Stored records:
---

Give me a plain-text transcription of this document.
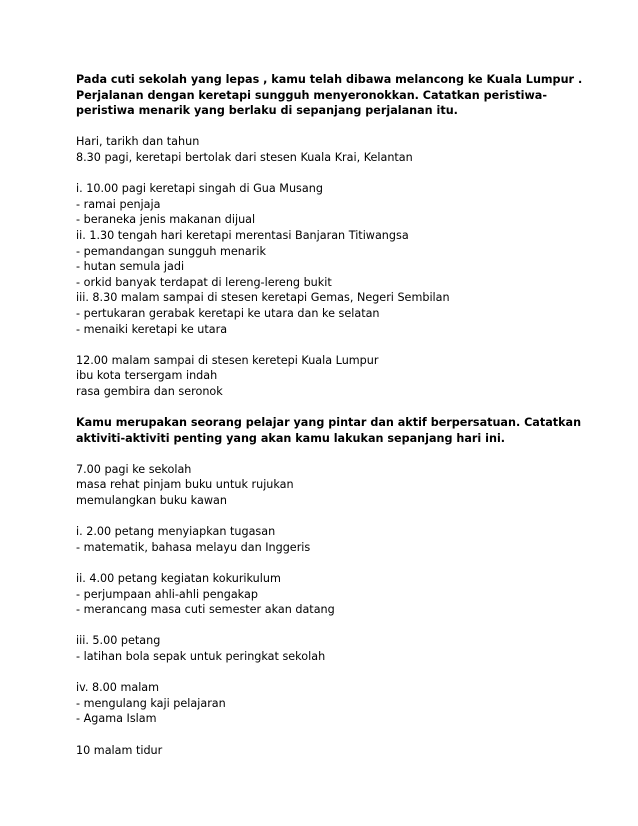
Pada cuti sekolah yang lepas , kamu telah dibawa melancong ke Kuala Lumpur .
Perjalanan dengan keretapi sungguh menyeronokkan. Catatkan peristiwa-
peristiwa menarik yang berlaku di sepanjang perjalanan itu.
Hari, tarikh dan tahun
8.30 pagi, keretapi bertolak dari stesen Kuala Krai, Kelantan
i. 10.00 pagi keretapi singah di Gua Musang
- ramai penjaja
- beraneka jenis makanan dijual
ii. 1.30 tengah hari keretapi merentasi Banjaran Titiwangsa
- pemandangan sungguh menarik
- hutan semula jadi
- orkid banyak terdapat di lereng-lereng bukit
iii. 8.30 malam sampai di stesen keretapi Gemas, Negeri Sembilan
- pertukaran gerabak keretapi ke utara dan ke selatan
- menaiki keretapi ke utara
12.00 malam sampai di stesen keretepi Kuala Lumpur
ibu kota tersergam indah
rasa gembira dan seronok
Kamu merupakan seorang pelajar yang pintar dan aktif berpersatuan. Catatkan
aktiviti-aktiviti penting yang akan kamu lakukan sepanjang hari ini.
7.00 pagi ke sekolah
masa rehat pinjam buku untuk rujukan
memulangkan buku kawan
i. 2.00 petang menyiapkan tugasan
- matematik, bahasa melayu dan Inggeris
ii. 4.00 petang kegiatan kokurikulum
- perjumpaan ahli-ahli pengakap
- merancang masa cuti semester akan datang
iii. 5.00 petang
- latihan bola sepak untuk peringkat sekolah
iv. 8.00 malam
- mengulang kaji pelajaran
- Agama Islam
10 malam tidur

---

* Short task
From the records given above, copy all lines containing "Catatkan".

* Complete output
Perjalanan dengan keretapi sungguh menyeronokkan. Catatkan peristiwa-
Kamu merupakan seorang pelajar yang pintar dan aktif berpersatuan. Catatkan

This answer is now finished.